■ **WRITTEN PROBLEM**
Reproduce the records below exactly as they appear, omitting any pictures they contain.

■ **RECORDED DATA**
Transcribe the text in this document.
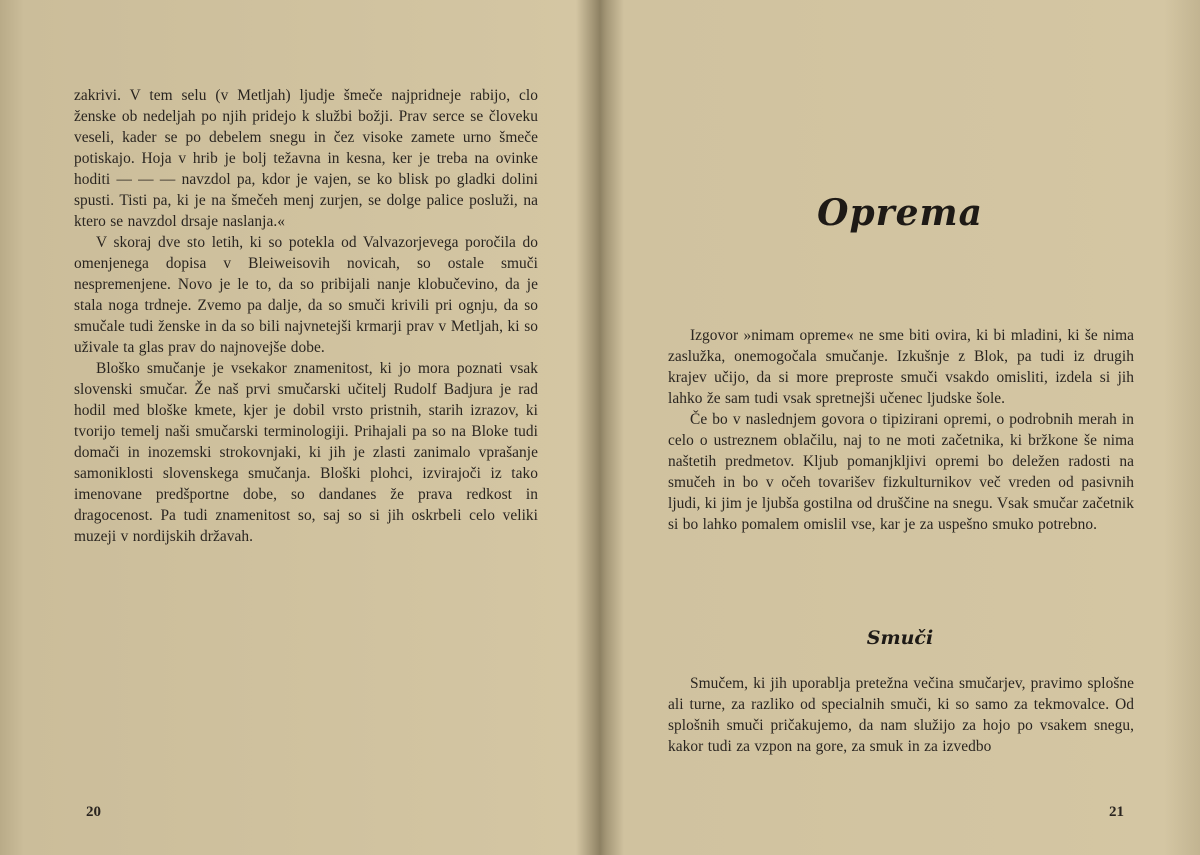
zakrivi. V tem selu (v Metljah) ljudje šmeče najpridneje rabijo, clo ženske ob nedeljah po njih pridejo k službi božji. Prav serce se človeku veseli, kader se po debelem snegu in čez visoke zamete urno šmeče potiskajo. Hoja v hrib je bolj težavna in kesna, ker je treba na ovinke hoditi — — — navzdol pa, kdor je vajen, se ko blisk po gladki dolini spusti. Tisti pa, ki je na šmečeh menj zurjen, se dolge palice posluži, na ktero se navzdol drsaje naslanja.«

V skoraj dve sto letih, ki so potekla od Valvazorjevega poročila do omenjenega dopisa v Bleiweisovih novicah, so ostale smuči nespremenjene. Novo je le to, da so pribijali nanje klobučevino, da je stala noga trdneje. Zvemo pa dalje, da so smuči krivili pri ognju, da so smučale tudi ženske in da so bili najvnetejši krmarji prav v Metljah, ki so uživale ta glas prav do najnovejše dobe.

Bloško smučanje je vsekakor znamenitost, ki jo mora poznati vsak slovenski smučar. Že naš prvi smučarski učitelj Rudolf Badjura je rad hodil med bloške kmete, kjer je dobil vrsto pristnih, starih izrazov, ki tvorijo temelj naši smučarski terminologiji. Prihajali pa so na Bloke tudi domači in inozemski strokovnjaki, ki jih je zlasti zanimalo vprašanje samoniklosti slovenskega smučanja. Bloški plohci, izvirajoči iz tako imenovane predšportne dobe, so dandanes že prava redkost in dragocenost. Pa tudi znamenitost so, saj so si jih oskrbeli celo veliki muzeji v nordijskih državah.

20
Oprema

Izgovor »nimam opreme« ne sme biti ovira, ki bi mladini, ki še nima zaslužka, onemogočala smučanje. Izkušnje z Blok, pa tudi iz drugih krajev učijo, da si more preproste smuči vsakdo omisliti, izdela si jih lahko že sam tudi vsak spretnejši učenec ljudske šole.

Če bo v naslednjem govora o tipizirani opremi, o podrobnih merah in celo o ustreznem oblačilu, naj to ne moti začetnika, ki bržkone še nima naštetih predmetov. Kljub pomanjkljivi opremi bo deležen radosti na smučeh in bo v očeh tovarišev fizkulturnikov več vreden od pasivnih ljudi, ki jim je ljubša gostilna od druščine na snegu. Vsak smučar začetnik si bo lahko pomalem omislil vse, kar je za uspešno smuko potrebno.

Smuči

Smučem, ki jih uporablja pretežna večina smučarjev, pravimo splošne ali turne, za razliko od specialnih smuči, ki so samo za tekmovalce. Od splošnih smuči pričakujemo, da nam služijo za hojo po vsakem snegu, kakor tudi za vzpon na gore, za smuk in za izvedbo

21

■ **RESPONSE TO THE TASK**
Transcribe the text in this document.
zakrivi. V tem selu (v Metljah) ljudje šmeče najpridneje rabijo, clo ženske ob nedeljah po njih pridejo k službi božji. Prav serce se človeku veseli, kader se po debelem snegu in čez visoke zamete urno šmeče potiskajo. Hoja v hrib je bolj težavna in kesna, ker je treba na ovinke hoditi — — — navzdol pa, kdor je vajen, se ko blisk po gladki dolini spusti. Tisti pa, ki je na šmečeh menj zurjen, se dolge palice posluži, na ktero se navzdol drsaje naslanja.«

V skoraj dve sto letih, ki so potekla od Valvazorjevega poročila do omenjenega dopisa v Bleiweisovih novicah, so ostale smuči nespremenjene. Novo je le to, da so pribijali nanje klobučevino, da je stala noga trdneje. Zvemo pa dalje, da so smuči krivili pri ognju, da so smučale tudi ženske in da so bili najvnetejši krmarji prav v Metljah, ki so uživale ta glas prav do najnovejše dobe.

Bloško smučanje je vsekakor znamenitost, ki jo mora poznati vsak slovenski smučar. Že naš prvi smučarski učitelj Rudolf Badjura je rad hodil med bloške kmete, kjer je dobil vrsto pristnih, starih izrazov, ki tvorijo temelj naši smučarski terminologiji. Prihajali pa so na Bloke tudi domači in inozemski strokovnjaki, ki jih je zlasti zanimalo vprašanje samoniklosti slovenskega smučanja. Bloški plohci, izvirajoči iz tako imenovane predšportne dobe, so dandanes že prava redkost in dragocenost. Pa tudi znamenitost so, saj so si jih oskrbeli celo veliki muzeji v nordijskih državah.

20
Oprema

Izgovor »nimam opreme« ne sme biti ovira, ki bi mladini, ki še nima zaslužka, onemogočala smučanje. Izkušnje z Blok, pa tudi iz drugih krajev učijo, da si more preproste smuči vsakdo omisliti, izdela si jih lahko že sam tudi vsak spretnejši učenec ljudske šole.

Če bo v naslednjem govora o tipizirani opremi, o podrobnih merah in celo o ustreznem oblačilu, naj to ne moti začetnika, ki bržkone še nima naštetih predmetov. Kljub pomanjkljivi opremi bo deležen radosti na smučeh in bo v očeh tovarišev fizkulturnikov več vreden od pasivnih ljudi, ki jim je ljubša gostilna od druščine na snegu. Vsak smučar začetnik si bo lahko pomalem omislil vse, kar je za uspešno smuko potrebno.

Smuči

Smučem, ki jih uporablja pretežna večina smučarjev, pravimo splošne ali turne, za razliko od specialnih smuči, ki so samo za tekmovalce. Od splošnih smuči pričakujemo, da nam služijo za hojo po vsakem snegu, kakor tudi za vzpon na gore, za smuk in za izvedbo

21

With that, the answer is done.